**Excerpts from a figure dataset**
====

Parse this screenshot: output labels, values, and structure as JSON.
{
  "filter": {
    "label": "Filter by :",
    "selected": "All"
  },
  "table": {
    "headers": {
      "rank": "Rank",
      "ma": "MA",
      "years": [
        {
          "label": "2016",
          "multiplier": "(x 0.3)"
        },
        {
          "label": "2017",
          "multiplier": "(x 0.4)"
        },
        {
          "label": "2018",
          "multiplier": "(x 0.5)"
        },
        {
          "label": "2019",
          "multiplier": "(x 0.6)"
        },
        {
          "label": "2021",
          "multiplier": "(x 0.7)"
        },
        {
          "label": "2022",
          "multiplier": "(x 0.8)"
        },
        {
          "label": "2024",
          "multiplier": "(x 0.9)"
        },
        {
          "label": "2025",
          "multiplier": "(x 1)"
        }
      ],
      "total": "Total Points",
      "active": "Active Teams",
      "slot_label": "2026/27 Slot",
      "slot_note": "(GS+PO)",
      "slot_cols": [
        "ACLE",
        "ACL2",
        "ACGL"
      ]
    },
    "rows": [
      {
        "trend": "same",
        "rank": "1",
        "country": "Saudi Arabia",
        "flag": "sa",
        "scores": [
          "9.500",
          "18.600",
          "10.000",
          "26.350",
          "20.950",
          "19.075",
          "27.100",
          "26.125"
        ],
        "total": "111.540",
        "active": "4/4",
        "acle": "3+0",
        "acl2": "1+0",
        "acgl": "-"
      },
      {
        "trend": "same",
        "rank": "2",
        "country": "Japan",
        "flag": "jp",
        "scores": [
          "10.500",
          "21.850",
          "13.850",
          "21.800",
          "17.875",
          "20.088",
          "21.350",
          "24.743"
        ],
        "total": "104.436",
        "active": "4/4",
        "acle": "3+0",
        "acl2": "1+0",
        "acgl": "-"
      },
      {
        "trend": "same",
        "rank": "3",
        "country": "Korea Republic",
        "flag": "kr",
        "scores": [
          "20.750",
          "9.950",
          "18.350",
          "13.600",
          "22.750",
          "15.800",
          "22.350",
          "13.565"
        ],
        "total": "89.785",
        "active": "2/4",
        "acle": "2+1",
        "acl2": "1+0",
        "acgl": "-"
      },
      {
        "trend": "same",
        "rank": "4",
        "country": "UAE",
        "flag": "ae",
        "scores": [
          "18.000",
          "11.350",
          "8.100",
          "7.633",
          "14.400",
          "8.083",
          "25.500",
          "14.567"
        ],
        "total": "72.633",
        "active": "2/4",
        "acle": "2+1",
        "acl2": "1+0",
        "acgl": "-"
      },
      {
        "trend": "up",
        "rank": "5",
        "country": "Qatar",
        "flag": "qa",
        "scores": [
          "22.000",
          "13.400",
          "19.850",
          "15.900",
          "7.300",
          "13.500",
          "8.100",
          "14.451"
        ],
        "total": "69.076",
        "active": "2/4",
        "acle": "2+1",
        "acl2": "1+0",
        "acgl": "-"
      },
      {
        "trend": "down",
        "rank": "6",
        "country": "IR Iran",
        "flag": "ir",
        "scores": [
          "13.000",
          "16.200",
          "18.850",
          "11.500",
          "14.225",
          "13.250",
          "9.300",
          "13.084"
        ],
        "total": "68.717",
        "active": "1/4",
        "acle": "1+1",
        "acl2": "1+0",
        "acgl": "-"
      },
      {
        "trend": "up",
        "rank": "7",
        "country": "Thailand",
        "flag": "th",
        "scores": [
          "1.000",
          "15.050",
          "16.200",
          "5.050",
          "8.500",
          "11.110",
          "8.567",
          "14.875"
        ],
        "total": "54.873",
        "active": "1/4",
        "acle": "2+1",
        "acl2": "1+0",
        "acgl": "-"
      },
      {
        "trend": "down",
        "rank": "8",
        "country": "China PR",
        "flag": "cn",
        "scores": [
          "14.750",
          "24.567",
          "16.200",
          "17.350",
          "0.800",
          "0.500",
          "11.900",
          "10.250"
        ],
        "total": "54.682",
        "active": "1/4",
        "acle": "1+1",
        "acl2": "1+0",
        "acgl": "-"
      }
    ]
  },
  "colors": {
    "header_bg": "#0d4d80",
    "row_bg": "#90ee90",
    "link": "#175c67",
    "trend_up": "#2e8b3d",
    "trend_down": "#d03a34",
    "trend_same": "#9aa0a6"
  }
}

====

**Given problem**
Repeat each of the entries above precisely as given.

**Result below**
Parse this screenshot: output labels, values, and structure as JSON.
{
  "filter": {
    "label": "Filter by :",
    "selected": "All"
  },
  "table": {
    "headers": {
      "rank": "Rank",
      "ma": "MA",
      "years": [
        {
          "label": "2016",
          "multiplier": "(x 0.3)"
        },
        {
          "label": "2017",
          "multiplier": "(x 0.4)"
        },
        {
          "label": "2018",
          "multiplier": "(x 0.5)"
        },
        {
          "label": "2019",
          "multiplier": "(x 0.6)"
        },
        {
          "label": "2021",
          "multiplier": "(x 0.7)"
        },
        {
          "label": "2022",
          "multiplier": "(x 0.8)"
        },
        {
          "label": "2024",
          "multiplier": "(x 0.9)"
        },
        {
          "label": "2025",
          "multiplier": "(x 1)"
        }
      ],
      "total": "Total Points",
      "active": "Active Teams",
      "slot_label": "2026/27 Slot",
      "slot_note": "(GS+PO)",
      "slot_cols": [
        "ACLE",
        "ACL2",
        "ACGL"
      ]
    },
    "rows": [
      {
        "trend": "same",
        "rank": "1",
        "country": "Saudi Arabia",
        "flag": "sa",
        "scores": [
          "9.500",
          "18.600",
          "10.000",
          "26.350",
          "20.950",
          "19.075",
          "27.100",
          "26.125"
        ],
        "total": "111.540",
        "active": "4/4",
        "acle": "3+0",
        "acl2": "1+0",
        "acgl": "-"
      },
      {
        "trend": "same",
        "rank": "2",
        "country": "Japan",
        "flag": "jp",
        "scores": [
          "10.500",
          "21.850",
          "13.850",
          "21.800",
          "17.875",
          "20.088",
          "21.350",
          "24.743"
        ],
        "total": "104.436",
        "active": "4/4",
        "acle": "3+0",
        "acl2": "1+0",
        "acgl": "-"
      },
      {
        "trend": "same",
        "rank": "3",
        "country": "Korea Republic",
        "flag": "kr",
        "scores": [
          "20.750",
          "9.950",
          "18.350",
          "13.600",
          "22.750",
          "15.800",
          "22.350",
          "13.565"
        ],
        "total": "89.785",
        "active": "2/4",
        "acle": "2+1",
        "acl2": "1+0",
        "acgl": "-"
      },
      {
        "trend": "same",
        "rank": "4",
        "country": "UAE",
        "flag": "ae",
        "scores": [
          "18.000",
          "11.350",
          "8.100",
          "7.633",
          "14.400",
          "8.083",
          "25.500",
          "14.567"
        ],
        "total": "72.633",
        "active": "2/4",
        "acle": "2+1",
        "acl2": "1+0",
        "acgl": "-"
      },
      {
        "trend": "up",
        "rank": "5",
        "country": "Qatar",
        "flag": "qa",
        "scores": [
          "22.000",
          "13.400",
          "19.850",
          "15.900",
          "7.300",
          "13.500",
          "8.100",
          "14.451"
        ],
        "total": "69.076",
        "active": "2/4",
        "acle": "2+1",
        "acl2": "1+0",
        "acgl": "-"
      },
      {
        "trend": "down",
        "rank": "6",
        "country": "IR Iran",
        "flag": "ir",
        "scores": [
          "13.000",
          "16.200",
          "18.850",
          "11.500",
          "14.225",
          "13.250",
          "9.300",
          "13.084"
        ],
        "total": "68.717",
        "active": "1/4",
        "acle": "1+1",
        "acl2": "1+0",
        "acgl": "-"
      },
      {
        "trend": "up",
        "rank": "7",
        "country": "Thailand",
        "flag": "th",
        "scores": [
          "1.000",
          "15.050",
          "16.200",
          "5.050",
          "8.500",
          "11.110",
          "8.567",
          "14.875"
        ],
        "total": "54.873",
        "active": "1/4",
        "acle": "2+1",
        "acl2": "1+0",
        "acgl": "-"
      },
      {
        "trend": "down",
        "rank": "8",
        "country": "China PR",
        "flag": "cn",
        "scores": [
          "14.750",
          "24.567",
          "16.200",
          "17.350",
          "0.800",
          "0.500",
          "11.900",
          "10.250"
        ],
        "total": "54.682",
        "active": "1/4",
        "acle": "1+1",
        "acl2": "1+0",
        "acgl": "-"
      }
    ]
  },
  "colors": {
    "header_bg": "#0d4d80",
    "row_bg": "#90ee90",
    "link": "#175c67",
    "trend_up": "#2e8b3d",
    "trend_down": "#d03a34",
    "trend_same": "#9aa0a6"
  }
}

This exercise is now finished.